**THE TASK:** Tell how many lines contain the word "eight". Reply with the number only.

**LISTED ENTRIES:**
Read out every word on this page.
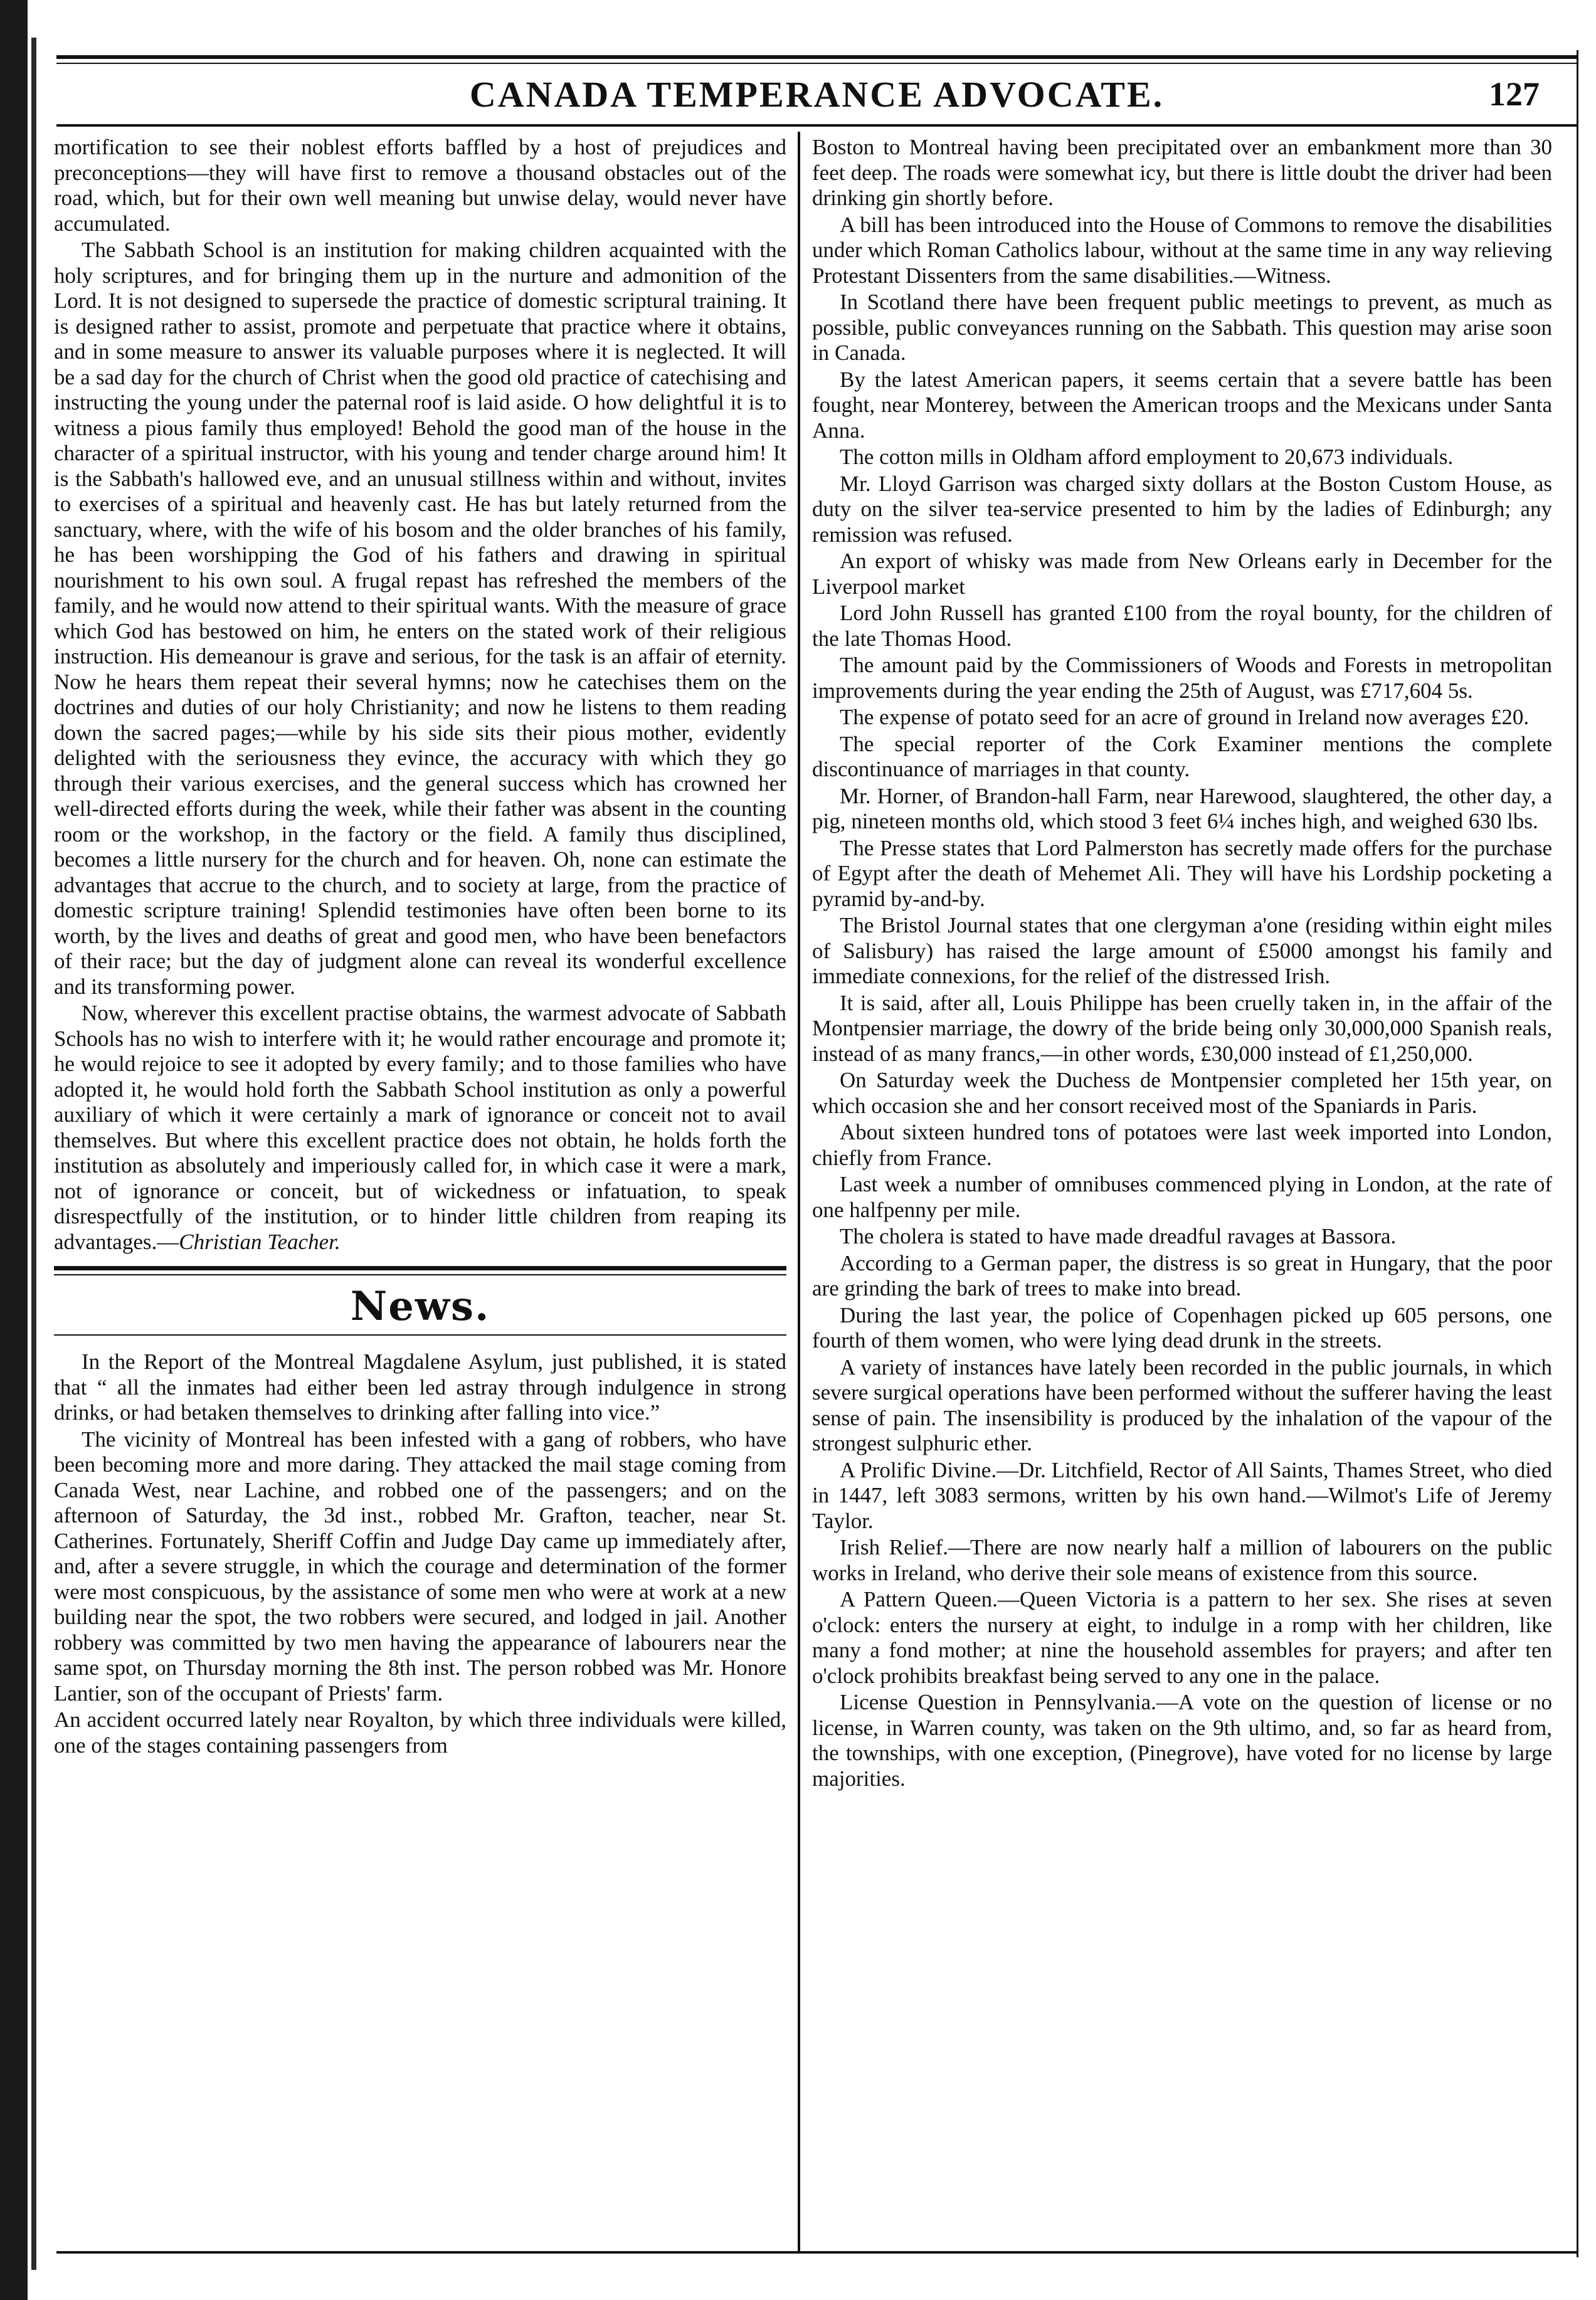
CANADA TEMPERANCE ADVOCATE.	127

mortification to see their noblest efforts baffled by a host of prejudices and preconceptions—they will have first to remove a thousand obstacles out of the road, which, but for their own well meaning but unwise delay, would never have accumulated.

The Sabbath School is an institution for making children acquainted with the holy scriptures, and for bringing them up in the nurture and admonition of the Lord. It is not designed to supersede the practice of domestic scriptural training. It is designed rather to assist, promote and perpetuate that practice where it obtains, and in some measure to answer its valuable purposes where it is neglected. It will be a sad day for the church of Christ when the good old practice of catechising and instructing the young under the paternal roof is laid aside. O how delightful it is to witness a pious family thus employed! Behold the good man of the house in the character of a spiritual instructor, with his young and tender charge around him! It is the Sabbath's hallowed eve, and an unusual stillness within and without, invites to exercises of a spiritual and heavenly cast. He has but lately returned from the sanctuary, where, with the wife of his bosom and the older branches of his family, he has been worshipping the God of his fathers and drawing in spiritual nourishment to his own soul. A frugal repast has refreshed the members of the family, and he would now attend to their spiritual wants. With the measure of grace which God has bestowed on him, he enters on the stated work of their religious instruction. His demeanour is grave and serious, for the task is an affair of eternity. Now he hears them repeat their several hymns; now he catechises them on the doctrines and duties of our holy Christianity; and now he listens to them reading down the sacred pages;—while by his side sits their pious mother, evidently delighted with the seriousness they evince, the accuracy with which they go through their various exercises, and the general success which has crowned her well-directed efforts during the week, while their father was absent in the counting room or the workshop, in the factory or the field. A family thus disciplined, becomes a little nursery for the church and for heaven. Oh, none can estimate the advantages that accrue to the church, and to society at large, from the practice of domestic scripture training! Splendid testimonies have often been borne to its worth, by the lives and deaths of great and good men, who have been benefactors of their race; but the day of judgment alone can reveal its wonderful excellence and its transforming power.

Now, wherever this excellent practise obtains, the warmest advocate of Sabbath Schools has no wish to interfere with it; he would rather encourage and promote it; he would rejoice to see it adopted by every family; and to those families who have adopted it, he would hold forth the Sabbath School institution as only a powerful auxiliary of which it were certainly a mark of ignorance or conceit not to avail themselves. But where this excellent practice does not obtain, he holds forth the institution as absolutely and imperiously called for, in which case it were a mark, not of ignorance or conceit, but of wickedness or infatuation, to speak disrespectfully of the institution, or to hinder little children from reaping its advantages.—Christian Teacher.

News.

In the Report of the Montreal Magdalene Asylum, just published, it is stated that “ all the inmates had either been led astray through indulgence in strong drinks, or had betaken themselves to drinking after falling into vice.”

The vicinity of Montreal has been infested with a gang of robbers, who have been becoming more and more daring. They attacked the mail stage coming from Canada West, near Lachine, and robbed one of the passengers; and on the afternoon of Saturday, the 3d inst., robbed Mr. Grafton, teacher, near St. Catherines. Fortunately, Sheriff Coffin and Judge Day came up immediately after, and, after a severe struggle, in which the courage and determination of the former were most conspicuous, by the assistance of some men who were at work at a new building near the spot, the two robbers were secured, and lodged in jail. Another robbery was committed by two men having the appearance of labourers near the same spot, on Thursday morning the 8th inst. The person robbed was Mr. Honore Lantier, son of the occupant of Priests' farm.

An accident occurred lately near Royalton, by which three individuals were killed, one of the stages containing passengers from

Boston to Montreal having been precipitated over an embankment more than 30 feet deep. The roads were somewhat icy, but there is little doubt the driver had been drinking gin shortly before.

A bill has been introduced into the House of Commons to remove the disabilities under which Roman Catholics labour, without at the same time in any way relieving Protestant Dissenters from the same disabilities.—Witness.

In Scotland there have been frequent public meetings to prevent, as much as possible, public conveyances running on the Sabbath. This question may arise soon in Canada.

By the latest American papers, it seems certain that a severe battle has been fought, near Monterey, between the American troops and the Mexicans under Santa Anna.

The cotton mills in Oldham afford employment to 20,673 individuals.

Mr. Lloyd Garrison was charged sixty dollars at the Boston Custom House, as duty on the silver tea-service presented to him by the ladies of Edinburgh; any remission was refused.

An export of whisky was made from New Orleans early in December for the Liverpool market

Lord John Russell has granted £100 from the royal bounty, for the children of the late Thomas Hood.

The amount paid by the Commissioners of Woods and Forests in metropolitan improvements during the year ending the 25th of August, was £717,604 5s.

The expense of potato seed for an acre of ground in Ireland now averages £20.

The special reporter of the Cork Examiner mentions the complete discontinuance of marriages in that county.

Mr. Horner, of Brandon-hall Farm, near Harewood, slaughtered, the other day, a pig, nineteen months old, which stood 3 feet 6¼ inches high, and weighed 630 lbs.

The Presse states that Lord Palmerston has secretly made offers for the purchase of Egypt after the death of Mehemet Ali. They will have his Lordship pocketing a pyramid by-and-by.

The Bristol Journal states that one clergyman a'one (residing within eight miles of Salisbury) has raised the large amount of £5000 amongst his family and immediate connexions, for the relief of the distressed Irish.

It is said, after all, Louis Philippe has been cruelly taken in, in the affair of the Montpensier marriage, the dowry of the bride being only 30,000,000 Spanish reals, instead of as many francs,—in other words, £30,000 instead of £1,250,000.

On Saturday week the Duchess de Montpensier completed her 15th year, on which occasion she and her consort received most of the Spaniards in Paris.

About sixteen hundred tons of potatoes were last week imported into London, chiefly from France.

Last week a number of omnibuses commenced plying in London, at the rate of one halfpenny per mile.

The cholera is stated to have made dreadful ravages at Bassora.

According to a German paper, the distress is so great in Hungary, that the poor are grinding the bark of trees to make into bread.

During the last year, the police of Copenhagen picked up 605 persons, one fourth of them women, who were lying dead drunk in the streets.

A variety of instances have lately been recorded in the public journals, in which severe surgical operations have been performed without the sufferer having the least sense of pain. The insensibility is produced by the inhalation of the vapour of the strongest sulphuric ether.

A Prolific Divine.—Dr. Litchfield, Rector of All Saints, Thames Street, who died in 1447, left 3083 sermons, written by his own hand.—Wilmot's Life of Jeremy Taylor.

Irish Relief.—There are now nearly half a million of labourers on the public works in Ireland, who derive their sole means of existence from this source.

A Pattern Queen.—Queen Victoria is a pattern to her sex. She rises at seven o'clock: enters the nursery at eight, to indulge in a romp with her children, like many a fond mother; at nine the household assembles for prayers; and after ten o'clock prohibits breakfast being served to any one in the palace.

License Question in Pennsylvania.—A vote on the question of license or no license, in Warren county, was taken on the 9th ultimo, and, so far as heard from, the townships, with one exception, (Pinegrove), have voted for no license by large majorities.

**SOLVED EXERCISE:** 2